#### Records from a dataset:
## Start

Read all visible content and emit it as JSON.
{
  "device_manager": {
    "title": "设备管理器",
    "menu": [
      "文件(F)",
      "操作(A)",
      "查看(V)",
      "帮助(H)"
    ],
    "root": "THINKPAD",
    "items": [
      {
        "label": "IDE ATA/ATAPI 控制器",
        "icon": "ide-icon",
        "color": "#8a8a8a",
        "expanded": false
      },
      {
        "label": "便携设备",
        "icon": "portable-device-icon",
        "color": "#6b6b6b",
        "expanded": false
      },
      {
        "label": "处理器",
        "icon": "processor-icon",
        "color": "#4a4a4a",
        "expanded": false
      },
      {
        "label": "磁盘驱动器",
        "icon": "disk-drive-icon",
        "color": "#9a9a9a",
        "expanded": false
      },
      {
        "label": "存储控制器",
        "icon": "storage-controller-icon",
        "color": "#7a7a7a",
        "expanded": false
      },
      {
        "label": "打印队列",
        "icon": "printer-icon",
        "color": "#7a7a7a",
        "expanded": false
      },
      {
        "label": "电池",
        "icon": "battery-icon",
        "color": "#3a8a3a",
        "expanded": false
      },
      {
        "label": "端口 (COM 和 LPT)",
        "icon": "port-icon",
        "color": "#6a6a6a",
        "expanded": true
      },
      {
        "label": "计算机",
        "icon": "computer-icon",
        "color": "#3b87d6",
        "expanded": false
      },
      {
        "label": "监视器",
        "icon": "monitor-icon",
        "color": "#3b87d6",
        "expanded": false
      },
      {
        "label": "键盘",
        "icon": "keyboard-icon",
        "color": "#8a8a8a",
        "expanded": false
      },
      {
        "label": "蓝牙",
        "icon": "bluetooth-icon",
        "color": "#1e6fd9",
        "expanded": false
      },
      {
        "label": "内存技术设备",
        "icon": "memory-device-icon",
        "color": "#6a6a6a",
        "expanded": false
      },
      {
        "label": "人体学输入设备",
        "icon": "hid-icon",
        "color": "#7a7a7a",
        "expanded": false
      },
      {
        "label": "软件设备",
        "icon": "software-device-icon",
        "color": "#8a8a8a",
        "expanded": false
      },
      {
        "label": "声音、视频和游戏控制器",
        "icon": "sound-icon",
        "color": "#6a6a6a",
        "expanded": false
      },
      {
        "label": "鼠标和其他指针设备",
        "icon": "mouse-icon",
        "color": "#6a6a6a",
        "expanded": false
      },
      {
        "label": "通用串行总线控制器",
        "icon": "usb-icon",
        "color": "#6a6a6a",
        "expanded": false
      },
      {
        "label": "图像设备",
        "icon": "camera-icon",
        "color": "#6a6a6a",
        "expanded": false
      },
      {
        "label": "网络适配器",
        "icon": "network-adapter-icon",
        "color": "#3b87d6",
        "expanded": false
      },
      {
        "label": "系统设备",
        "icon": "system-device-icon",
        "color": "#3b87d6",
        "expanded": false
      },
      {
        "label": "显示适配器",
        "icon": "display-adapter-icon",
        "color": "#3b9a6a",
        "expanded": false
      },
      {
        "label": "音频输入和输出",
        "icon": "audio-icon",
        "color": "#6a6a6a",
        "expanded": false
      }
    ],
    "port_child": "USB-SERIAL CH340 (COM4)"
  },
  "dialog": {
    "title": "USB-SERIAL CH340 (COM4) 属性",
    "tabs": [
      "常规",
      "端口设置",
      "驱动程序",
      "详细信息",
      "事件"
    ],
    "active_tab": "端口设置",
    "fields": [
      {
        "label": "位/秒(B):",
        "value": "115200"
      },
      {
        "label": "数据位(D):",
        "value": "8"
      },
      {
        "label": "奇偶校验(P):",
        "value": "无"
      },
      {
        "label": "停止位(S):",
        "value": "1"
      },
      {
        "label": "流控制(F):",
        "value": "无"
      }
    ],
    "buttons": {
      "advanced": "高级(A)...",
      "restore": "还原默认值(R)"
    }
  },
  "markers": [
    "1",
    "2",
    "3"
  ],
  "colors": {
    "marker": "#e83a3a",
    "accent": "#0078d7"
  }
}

## End

#### Task details:
Look above for every line with the word "title" and copy it.

#### Answer to the task:
    "title": "设备管理器",
    "title": "USB-SERIAL CH340 (COM4) 属性",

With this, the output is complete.